**REQUIRED WORK:**
Find the lines that include the string "Output" and report how many there are. Give no other text.

**Stored items:**
******

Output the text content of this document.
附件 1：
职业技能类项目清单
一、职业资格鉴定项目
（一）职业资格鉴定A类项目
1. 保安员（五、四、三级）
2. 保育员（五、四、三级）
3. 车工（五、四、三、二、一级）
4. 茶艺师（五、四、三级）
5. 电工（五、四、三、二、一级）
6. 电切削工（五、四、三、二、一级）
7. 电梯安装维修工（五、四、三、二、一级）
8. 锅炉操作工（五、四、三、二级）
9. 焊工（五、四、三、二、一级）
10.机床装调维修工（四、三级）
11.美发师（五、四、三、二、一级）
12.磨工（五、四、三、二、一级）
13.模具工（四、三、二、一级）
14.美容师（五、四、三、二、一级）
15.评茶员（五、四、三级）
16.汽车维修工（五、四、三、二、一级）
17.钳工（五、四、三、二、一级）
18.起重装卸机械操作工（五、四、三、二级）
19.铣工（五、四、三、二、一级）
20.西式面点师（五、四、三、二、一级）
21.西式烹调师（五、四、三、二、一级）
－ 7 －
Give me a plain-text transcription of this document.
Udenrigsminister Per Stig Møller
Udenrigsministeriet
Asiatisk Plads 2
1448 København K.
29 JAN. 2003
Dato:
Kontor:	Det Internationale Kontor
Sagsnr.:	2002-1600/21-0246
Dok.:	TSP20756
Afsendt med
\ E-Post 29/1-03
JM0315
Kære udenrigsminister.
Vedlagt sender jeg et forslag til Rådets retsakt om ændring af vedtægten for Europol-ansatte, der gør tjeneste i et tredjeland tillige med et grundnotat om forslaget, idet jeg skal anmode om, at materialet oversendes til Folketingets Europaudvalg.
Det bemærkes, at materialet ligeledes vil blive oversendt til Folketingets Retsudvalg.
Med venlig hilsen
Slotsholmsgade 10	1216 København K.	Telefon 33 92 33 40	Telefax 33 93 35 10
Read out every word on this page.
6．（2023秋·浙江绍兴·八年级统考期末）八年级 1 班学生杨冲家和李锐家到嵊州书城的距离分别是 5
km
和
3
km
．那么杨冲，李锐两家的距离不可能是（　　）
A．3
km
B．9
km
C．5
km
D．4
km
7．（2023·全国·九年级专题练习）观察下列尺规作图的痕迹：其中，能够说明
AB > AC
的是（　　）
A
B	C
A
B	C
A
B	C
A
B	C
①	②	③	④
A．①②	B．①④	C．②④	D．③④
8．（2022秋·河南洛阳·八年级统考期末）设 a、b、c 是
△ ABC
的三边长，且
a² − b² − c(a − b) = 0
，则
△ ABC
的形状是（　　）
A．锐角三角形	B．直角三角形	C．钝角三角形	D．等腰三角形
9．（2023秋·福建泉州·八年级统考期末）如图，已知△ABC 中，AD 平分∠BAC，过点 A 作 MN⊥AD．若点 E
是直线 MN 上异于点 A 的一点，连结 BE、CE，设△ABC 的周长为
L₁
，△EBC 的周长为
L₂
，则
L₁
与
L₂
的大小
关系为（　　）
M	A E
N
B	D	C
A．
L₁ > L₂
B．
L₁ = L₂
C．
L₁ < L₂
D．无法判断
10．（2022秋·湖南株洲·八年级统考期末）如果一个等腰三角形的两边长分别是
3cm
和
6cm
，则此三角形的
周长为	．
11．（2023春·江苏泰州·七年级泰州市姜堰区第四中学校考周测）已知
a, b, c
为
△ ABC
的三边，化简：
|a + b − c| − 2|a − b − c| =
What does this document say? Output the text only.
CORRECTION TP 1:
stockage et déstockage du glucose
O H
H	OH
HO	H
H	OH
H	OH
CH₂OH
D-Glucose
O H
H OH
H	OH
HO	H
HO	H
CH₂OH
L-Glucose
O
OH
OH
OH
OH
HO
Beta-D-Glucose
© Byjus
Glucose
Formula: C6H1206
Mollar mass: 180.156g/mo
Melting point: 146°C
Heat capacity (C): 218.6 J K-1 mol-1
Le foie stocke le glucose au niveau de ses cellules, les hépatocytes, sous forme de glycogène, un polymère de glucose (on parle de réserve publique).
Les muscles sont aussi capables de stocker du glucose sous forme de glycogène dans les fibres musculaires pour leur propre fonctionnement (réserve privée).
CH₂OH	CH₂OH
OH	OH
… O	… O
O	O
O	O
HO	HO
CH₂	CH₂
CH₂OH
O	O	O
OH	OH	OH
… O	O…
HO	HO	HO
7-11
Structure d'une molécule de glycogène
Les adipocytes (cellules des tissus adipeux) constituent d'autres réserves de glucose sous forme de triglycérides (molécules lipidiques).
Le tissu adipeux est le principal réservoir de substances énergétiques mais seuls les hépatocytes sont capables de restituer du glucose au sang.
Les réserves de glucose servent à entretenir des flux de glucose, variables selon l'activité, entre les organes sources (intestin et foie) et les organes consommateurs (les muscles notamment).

******

**REPLY TO THE EXERCISE:**
2